Task objective:
Please repeat all of the lines that follow, exactly as written.

Material provided:
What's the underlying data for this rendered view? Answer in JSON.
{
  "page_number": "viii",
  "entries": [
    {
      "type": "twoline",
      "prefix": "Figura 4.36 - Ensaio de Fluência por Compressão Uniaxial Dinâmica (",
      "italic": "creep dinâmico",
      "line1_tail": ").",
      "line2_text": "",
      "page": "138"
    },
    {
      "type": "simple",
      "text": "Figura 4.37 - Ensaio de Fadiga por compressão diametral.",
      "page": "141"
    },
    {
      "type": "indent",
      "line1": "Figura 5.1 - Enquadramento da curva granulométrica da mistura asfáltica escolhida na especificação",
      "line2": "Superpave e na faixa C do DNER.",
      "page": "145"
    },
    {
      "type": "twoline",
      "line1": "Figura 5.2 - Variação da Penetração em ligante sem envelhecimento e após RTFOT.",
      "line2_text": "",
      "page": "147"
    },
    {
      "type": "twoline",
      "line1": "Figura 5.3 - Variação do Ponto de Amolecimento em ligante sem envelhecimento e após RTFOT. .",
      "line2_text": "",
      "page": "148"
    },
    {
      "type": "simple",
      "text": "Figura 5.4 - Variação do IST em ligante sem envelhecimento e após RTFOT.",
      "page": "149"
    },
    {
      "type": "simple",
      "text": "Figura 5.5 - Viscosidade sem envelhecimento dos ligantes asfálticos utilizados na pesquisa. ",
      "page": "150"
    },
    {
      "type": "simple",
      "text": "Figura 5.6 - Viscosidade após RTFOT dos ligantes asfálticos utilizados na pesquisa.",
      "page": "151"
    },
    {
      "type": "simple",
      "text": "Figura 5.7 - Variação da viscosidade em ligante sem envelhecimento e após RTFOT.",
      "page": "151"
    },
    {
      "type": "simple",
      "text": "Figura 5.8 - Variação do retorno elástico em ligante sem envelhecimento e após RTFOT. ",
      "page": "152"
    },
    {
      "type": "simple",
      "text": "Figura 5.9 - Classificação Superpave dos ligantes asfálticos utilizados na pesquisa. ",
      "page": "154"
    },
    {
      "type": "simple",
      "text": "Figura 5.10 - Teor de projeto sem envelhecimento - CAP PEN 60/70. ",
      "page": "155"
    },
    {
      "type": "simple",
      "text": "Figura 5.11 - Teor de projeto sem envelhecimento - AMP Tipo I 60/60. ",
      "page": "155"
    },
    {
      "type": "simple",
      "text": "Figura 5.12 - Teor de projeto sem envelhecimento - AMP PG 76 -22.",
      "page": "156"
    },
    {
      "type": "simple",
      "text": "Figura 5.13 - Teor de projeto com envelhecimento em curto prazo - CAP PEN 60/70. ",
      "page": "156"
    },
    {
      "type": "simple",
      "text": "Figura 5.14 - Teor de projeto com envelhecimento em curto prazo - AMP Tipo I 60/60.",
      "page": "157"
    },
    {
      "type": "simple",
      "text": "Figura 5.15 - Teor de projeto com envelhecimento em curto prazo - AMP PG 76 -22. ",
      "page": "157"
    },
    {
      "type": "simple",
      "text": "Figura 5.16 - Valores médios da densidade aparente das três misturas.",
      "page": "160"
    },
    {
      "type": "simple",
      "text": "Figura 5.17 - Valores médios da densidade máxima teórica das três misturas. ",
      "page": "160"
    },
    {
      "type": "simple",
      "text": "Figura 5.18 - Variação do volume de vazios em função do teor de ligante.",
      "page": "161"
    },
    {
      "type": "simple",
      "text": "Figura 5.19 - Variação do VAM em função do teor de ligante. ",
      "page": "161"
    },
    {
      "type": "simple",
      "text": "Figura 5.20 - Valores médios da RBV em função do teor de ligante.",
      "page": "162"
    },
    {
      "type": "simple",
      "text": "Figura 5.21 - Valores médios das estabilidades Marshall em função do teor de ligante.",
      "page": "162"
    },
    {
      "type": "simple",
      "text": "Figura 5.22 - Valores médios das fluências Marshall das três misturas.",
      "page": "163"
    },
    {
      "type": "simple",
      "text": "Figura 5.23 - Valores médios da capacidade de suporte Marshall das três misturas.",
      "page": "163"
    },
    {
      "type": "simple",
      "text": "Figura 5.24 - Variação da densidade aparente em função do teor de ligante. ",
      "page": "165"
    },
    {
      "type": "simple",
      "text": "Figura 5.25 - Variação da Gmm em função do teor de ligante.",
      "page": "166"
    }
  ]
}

Answer to the task:
What's the underlying data for this rendered view? Answer in JSON.
{
  "page_number": "viii",
  "entries": [
    {
      "type": "twoline",
      "prefix": "Figura 4.36 - Ensaio de Fluência por Compressão Uniaxial Dinâmica (",
      "italic": "creep dinâmico",
      "line1_tail": ").",
      "line2_text": "",
      "page": "138"
    },
    {
      "type": "simple",
      "text": "Figura 4.37 - Ensaio de Fadiga por compressão diametral.",
      "page": "141"
    },
    {
      "type": "indent",
      "line1": "Figura 5.1 - Enquadramento da curva granulométrica da mistura asfáltica escolhida na especificação",
      "line2": "Superpave e na faixa C do DNER.",
      "page": "145"
    },
    {
      "type": "twoline",
      "line1": "Figura 5.2 - Variação da Penetração em ligante sem envelhecimento e após RTFOT.",
      "line2_text": "",
      "page": "147"
    },
    {
      "type": "twoline",
      "line1": "Figura 5.3 - Variação do Ponto de Amolecimento em ligante sem envelhecimento e após RTFOT. .",
      "line2_text": "",
      "page": "148"
    },
    {
      "type": "simple",
      "text": "Figura 5.4 - Variação do IST em ligante sem envelhecimento e após RTFOT.",
      "page": "149"
    },
    {
      "type": "simple",
      "text": "Figura 5.5 - Viscosidade sem envelhecimento dos ligantes asfálticos utilizados na pesquisa. ",
      "page": "150"
    },
    {
      "type": "simple",
      "text": "Figura 5.6 - Viscosidade após RTFOT dos ligantes asfálticos utilizados na pesquisa.",
      "page": "151"
    },
    {
      "type": "simple",
      "text": "Figura 5.7 - Variação da viscosidade em ligante sem envelhecimento e após RTFOT.",
      "page": "151"
    },
    {
      "type": "simple",
      "text": "Figura 5.8 - Variação do retorno elástico em ligante sem envelhecimento e após RTFOT. ",
      "page": "152"
    },
    {
      "type": "simple",
      "text": "Figura 5.9 - Classificação Superpave dos ligantes asfálticos utilizados na pesquisa. ",
      "page": "154"
    },
    {
      "type": "simple",
      "text": "Figura 5.10 - Teor de projeto sem envelhecimento - CAP PEN 60/70. ",
      "page": "155"
    },
    {
      "type": "simple",
      "text": "Figura 5.11 - Teor de projeto sem envelhecimento - AMP Tipo I 60/60. ",
      "page": "155"
    },
    {
      "type": "simple",
      "text": "Figura 5.12 - Teor de projeto sem envelhecimento - AMP PG 76 -22.",
      "page": "156"
    },
    {
      "type": "simple",
      "text": "Figura 5.13 - Teor de projeto com envelhecimento em curto prazo - CAP PEN 60/70. ",
      "page": "156"
    },
    {
      "type": "simple",
      "text": "Figura 5.14 - Teor de projeto com envelhecimento em curto prazo - AMP Tipo I 60/60.",
      "page": "157"
    },
    {
      "type": "simple",
      "text": "Figura 5.15 - Teor de projeto com envelhecimento em curto prazo - AMP PG 76 -22. ",
      "page": "157"
    },
    {
      "type": "simple",
      "text": "Figura 5.16 - Valores médios da densidade aparente das três misturas.",
      "page": "160"
    },
    {
      "type": "simple",
      "text": "Figura 5.17 - Valores médios da densidade máxima teórica das três misturas. ",
      "page": "160"
    },
    {
      "type": "simple",
      "text": "Figura 5.18 - Variação do volume de vazios em função do teor de ligante.",
      "page": "161"
    },
    {
      "type": "simple",
      "text": "Figura 5.19 - Variação do VAM em função do teor de ligante. ",
      "page": "161"
    },
    {
      "type": "simple",
      "text": "Figura 5.20 - Valores médios da RBV em função do teor de ligante.",
      "page": "162"
    },
    {
      "type": "simple",
      "text": "Figura 5.21 - Valores médios das estabilidades Marshall em função do teor de ligante.",
      "page": "162"
    },
    {
      "type": "simple",
      "text": "Figura 5.22 - Valores médios das fluências Marshall das três misturas.",
      "page": "163"
    },
    {
      "type": "simple",
      "text": "Figura 5.23 - Valores médios da capacidade de suporte Marshall das três misturas.",
      "page": "163"
    },
    {
      "type": "simple",
      "text": "Figura 5.24 - Variação da densidade aparente em função do teor de ligante. ",
      "page": "165"
    },
    {
      "type": "simple",
      "text": "Figura 5.25 - Variação da Gmm em função do teor de ligante.",
      "page": "166"
    }
  ]
}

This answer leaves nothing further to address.